▶ _Problem to work on_
Wherever the word "下列说法正确的是" turns up in a line of the entries, copy that line.

───── Records for the task ─────

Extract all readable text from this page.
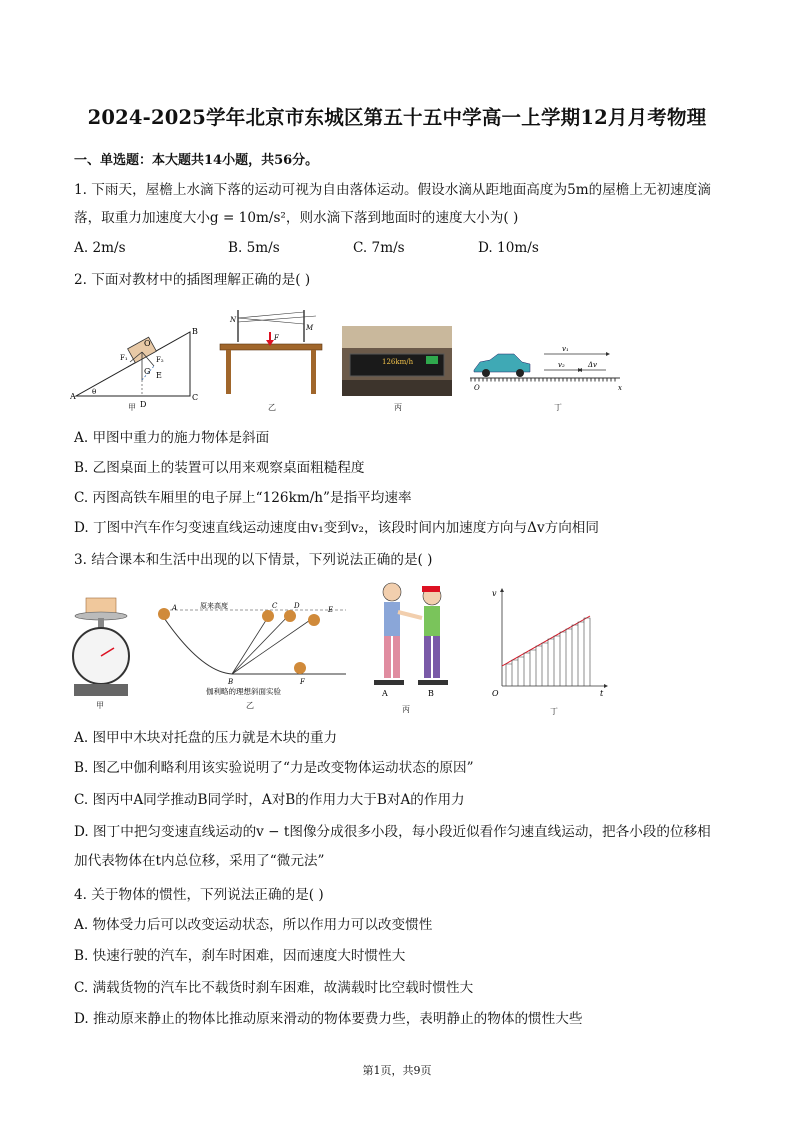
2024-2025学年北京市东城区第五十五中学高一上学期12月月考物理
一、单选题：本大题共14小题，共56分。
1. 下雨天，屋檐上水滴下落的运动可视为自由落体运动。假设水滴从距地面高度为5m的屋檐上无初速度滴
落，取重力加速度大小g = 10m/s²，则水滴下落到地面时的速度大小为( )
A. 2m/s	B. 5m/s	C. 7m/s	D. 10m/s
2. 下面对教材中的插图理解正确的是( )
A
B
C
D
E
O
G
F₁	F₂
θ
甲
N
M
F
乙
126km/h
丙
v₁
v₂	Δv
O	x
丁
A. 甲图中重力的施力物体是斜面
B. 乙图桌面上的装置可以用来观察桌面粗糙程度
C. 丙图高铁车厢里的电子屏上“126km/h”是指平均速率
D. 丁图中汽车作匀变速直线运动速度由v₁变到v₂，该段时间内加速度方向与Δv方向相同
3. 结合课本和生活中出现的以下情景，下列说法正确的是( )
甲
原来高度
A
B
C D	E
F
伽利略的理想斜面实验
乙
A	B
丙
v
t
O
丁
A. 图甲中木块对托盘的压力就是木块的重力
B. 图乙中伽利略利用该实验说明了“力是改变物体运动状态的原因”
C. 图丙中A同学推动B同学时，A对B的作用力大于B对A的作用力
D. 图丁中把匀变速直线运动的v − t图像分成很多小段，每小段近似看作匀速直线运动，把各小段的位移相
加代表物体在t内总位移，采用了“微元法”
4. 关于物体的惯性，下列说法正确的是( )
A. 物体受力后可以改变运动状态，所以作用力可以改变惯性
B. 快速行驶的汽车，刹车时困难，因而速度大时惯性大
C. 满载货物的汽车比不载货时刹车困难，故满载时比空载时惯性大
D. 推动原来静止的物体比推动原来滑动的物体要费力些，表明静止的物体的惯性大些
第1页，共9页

─────

▶ _Expected answer_
3. 结合课本和生活中出现的以下情景，下列说法正确的是( )
4. 关于物体的惯性，下列说法正确的是( )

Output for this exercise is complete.